__What you should do__
Exactly as given, repeat all of the entries.

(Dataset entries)
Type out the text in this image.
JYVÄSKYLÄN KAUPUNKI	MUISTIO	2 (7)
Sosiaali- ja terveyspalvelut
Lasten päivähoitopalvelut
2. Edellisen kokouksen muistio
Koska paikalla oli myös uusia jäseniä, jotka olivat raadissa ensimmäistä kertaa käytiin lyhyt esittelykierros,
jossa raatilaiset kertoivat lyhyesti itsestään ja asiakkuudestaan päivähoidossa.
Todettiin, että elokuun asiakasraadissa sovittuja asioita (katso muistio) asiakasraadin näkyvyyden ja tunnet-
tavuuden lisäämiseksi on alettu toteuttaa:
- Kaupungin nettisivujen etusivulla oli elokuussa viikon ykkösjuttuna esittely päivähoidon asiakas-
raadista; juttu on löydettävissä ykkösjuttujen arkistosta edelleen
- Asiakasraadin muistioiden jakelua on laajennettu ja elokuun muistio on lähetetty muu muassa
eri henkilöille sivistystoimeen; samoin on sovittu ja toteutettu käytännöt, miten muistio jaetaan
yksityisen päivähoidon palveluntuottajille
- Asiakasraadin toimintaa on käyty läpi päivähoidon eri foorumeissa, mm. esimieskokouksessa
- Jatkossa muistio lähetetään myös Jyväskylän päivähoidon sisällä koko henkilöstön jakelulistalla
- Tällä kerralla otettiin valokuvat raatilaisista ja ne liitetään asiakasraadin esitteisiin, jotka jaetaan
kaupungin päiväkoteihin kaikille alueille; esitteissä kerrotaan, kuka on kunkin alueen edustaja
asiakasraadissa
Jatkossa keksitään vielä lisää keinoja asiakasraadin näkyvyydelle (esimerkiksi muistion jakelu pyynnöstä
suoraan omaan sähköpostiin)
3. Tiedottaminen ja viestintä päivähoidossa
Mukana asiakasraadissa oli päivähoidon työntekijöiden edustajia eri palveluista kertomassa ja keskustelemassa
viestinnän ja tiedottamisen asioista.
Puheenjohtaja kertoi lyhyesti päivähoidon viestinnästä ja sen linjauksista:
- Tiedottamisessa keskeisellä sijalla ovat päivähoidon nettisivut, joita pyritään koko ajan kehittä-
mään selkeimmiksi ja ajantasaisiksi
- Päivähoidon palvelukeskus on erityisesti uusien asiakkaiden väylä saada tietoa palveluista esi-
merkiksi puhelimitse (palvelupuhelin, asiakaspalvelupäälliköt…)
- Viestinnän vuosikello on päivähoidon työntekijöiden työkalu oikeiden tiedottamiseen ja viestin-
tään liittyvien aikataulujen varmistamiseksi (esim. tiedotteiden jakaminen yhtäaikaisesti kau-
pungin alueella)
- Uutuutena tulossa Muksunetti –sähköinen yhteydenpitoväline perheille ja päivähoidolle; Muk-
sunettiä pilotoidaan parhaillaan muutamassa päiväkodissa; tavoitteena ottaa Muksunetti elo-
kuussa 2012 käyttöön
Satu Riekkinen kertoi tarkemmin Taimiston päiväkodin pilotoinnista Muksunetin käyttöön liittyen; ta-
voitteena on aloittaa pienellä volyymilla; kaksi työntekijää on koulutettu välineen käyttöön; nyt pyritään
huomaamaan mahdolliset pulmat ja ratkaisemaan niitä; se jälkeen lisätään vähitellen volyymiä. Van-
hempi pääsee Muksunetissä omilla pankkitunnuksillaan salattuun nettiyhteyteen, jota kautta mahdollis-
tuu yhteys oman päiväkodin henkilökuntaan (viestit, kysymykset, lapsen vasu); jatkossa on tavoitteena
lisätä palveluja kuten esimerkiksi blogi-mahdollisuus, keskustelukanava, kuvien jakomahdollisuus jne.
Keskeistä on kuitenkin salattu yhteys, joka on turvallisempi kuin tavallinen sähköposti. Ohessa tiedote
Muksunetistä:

__Answer below__
Type out the text in this image.
JYVÄSKYLÄN KAUPUNKI	MUISTIO	2 (7)
Sosiaali- ja terveyspalvelut
Lasten päivähoitopalvelut
2. Edellisen kokouksen muistio
Koska paikalla oli myös uusia jäseniä, jotka olivat raadissa ensimmäistä kertaa käytiin lyhyt esittelykierros,
jossa raatilaiset kertoivat lyhyesti itsestään ja asiakkuudestaan päivähoidossa.
Todettiin, että elokuun asiakasraadissa sovittuja asioita (katso muistio) asiakasraadin näkyvyyden ja tunnet-
tavuuden lisäämiseksi on alettu toteuttaa:
- Kaupungin nettisivujen etusivulla oli elokuussa viikon ykkösjuttuna esittely päivähoidon asiakas-
raadista; juttu on löydettävissä ykkösjuttujen arkistosta edelleen
- Asiakasraadin muistioiden jakelua on laajennettu ja elokuun muistio on lähetetty muu muassa
eri henkilöille sivistystoimeen; samoin on sovittu ja toteutettu käytännöt, miten muistio jaetaan
yksityisen päivähoidon palveluntuottajille
- Asiakasraadin toimintaa on käyty läpi päivähoidon eri foorumeissa, mm. esimieskokouksessa
- Jatkossa muistio lähetetään myös Jyväskylän päivähoidon sisällä koko henkilöstön jakelulistalla
- Tällä kerralla otettiin valokuvat raatilaisista ja ne liitetään asiakasraadin esitteisiin, jotka jaetaan
kaupungin päiväkoteihin kaikille alueille; esitteissä kerrotaan, kuka on kunkin alueen edustaja
asiakasraadissa
Jatkossa keksitään vielä lisää keinoja asiakasraadin näkyvyydelle (esimerkiksi muistion jakelu pyynnöstä
suoraan omaan sähköpostiin)
3. Tiedottaminen ja viestintä päivähoidossa
Mukana asiakasraadissa oli päivähoidon työntekijöiden edustajia eri palveluista kertomassa ja keskustelemassa
viestinnän ja tiedottamisen asioista.
Puheenjohtaja kertoi lyhyesti päivähoidon viestinnästä ja sen linjauksista:
- Tiedottamisessa keskeisellä sijalla ovat päivähoidon nettisivut, joita pyritään koko ajan kehittä-
mään selkeimmiksi ja ajantasaisiksi
- Päivähoidon palvelukeskus on erityisesti uusien asiakkaiden väylä saada tietoa palveluista esi-
merkiksi puhelimitse (palvelupuhelin, asiakaspalvelupäälliköt…)
- Viestinnän vuosikello on päivähoidon työntekijöiden työkalu oikeiden tiedottamiseen ja viestin-
tään liittyvien aikataulujen varmistamiseksi (esim. tiedotteiden jakaminen yhtäaikaisesti kau-
pungin alueella)
- Uutuutena tulossa Muksunetti –sähköinen yhteydenpitoväline perheille ja päivähoidolle; Muk-
sunettiä pilotoidaan parhaillaan muutamassa päiväkodissa; tavoitteena ottaa Muksunetti elo-
kuussa 2012 käyttöön
Satu Riekkinen kertoi tarkemmin Taimiston päiväkodin pilotoinnista Muksunetin käyttöön liittyen; ta-
voitteena on aloittaa pienellä volyymilla; kaksi työntekijää on koulutettu välineen käyttöön; nyt pyritään
huomaamaan mahdolliset pulmat ja ratkaisemaan niitä; se jälkeen lisätään vähitellen volyymiä. Van-
hempi pääsee Muksunetissä omilla pankkitunnuksillaan salattuun nettiyhteyteen, jota kautta mahdollis-
tuu yhteys oman päiväkodin henkilökuntaan (viestit, kysymykset, lapsen vasu); jatkossa on tavoitteena
lisätä palveluja kuten esimerkiksi blogi-mahdollisuus, keskustelukanava, kuvien jakomahdollisuus jne.
Keskeistä on kuitenkin salattu yhteys, joka on turvallisempi kuin tavallinen sähköposti. Ohessa tiedote
Muksunetistä:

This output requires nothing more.